Copy out, from the entries below, each line holding the string "code".
- - -
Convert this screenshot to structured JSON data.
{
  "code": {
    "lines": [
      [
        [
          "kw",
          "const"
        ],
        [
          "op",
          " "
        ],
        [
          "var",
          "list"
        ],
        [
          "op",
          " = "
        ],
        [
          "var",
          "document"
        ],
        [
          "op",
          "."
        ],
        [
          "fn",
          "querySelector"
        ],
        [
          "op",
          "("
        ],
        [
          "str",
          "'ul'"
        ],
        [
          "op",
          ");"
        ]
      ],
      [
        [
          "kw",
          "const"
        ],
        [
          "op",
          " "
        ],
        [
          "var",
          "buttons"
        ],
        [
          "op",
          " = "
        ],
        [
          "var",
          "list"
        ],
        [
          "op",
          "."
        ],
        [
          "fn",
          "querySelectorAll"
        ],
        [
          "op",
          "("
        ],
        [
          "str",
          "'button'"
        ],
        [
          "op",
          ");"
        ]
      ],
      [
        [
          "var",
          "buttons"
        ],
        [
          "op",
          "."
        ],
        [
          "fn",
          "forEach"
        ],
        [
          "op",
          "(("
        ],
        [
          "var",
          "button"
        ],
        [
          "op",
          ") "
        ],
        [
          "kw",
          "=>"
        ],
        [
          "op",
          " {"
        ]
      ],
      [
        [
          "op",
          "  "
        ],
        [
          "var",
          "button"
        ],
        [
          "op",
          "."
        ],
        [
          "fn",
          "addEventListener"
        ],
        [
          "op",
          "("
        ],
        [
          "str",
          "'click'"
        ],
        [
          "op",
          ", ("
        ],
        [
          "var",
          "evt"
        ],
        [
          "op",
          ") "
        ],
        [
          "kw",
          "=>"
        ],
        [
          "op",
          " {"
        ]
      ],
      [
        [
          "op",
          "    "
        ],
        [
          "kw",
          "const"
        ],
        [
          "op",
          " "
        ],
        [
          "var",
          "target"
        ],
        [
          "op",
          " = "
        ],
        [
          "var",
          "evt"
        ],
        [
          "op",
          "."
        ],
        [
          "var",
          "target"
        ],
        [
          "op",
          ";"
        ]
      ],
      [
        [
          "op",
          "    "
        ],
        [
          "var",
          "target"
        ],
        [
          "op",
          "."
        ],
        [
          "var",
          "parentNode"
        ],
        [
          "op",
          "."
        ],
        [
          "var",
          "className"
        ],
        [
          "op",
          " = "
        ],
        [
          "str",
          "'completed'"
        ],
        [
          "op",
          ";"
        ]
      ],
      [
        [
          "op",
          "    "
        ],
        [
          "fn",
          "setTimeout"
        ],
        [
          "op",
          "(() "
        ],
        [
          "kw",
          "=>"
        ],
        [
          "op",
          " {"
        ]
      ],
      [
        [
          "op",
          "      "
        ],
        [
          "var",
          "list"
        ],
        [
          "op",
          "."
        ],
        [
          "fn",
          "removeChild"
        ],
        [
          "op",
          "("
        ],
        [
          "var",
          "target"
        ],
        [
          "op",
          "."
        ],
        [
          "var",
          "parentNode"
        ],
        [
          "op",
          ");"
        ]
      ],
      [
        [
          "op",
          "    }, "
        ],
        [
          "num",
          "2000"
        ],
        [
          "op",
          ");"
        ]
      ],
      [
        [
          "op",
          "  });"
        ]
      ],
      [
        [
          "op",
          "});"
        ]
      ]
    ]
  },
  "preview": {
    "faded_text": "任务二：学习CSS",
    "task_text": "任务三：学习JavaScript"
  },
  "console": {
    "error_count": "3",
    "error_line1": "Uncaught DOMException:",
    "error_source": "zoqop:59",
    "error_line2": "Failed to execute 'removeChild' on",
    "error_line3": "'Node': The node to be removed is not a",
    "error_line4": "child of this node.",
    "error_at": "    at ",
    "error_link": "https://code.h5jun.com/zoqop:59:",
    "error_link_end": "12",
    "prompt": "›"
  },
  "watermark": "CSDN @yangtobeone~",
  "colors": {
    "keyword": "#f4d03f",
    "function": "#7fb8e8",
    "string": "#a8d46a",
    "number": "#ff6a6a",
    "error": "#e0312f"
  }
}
- - -
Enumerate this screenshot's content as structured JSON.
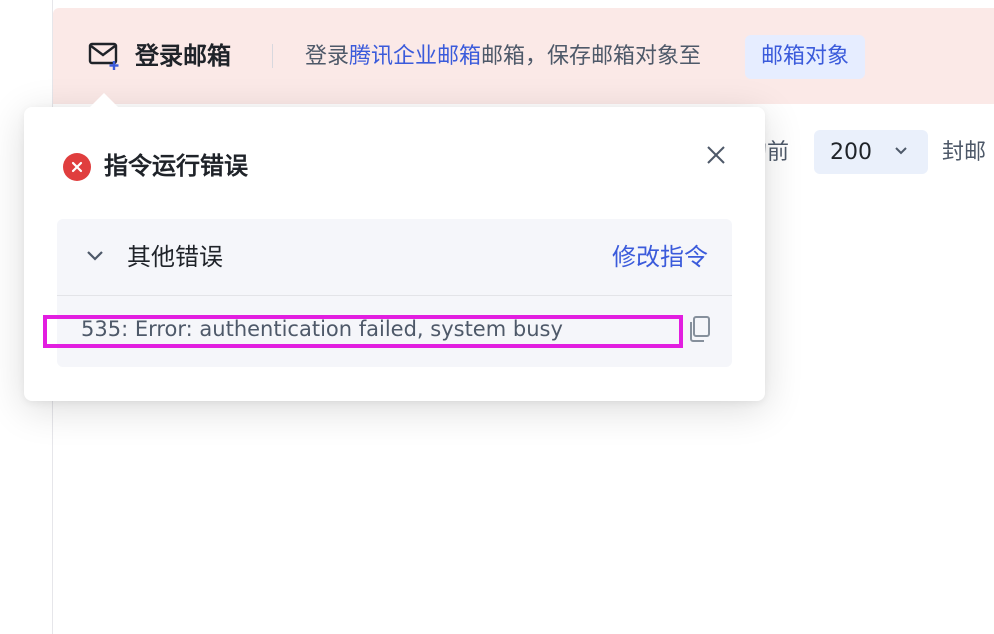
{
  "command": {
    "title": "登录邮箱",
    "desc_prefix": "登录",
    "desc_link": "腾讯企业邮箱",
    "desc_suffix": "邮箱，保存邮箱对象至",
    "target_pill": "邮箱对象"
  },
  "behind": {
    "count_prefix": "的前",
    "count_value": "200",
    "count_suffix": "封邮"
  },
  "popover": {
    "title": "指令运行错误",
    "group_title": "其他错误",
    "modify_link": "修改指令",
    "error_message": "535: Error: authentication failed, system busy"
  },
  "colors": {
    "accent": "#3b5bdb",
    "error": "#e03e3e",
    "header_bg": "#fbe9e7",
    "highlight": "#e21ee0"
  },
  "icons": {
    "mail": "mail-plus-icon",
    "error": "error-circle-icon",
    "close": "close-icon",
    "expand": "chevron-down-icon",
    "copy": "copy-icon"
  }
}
- - -
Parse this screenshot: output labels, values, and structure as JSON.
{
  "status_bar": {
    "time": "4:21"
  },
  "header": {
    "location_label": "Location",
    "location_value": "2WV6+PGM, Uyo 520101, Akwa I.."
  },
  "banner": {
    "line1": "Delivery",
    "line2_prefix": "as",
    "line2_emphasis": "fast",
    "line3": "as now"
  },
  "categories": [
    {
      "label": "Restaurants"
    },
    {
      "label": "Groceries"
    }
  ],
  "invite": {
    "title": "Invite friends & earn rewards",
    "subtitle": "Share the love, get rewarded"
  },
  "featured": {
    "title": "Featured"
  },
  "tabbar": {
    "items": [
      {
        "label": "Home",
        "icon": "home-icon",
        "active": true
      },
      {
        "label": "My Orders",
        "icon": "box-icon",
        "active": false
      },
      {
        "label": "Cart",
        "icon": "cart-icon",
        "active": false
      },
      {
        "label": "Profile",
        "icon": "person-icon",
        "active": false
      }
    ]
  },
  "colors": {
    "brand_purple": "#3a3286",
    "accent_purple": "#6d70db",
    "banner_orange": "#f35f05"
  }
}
- - -
TASK ANSWER
  "code": {
    "error_link": "https://code.h5jun.com/zoqop:59:",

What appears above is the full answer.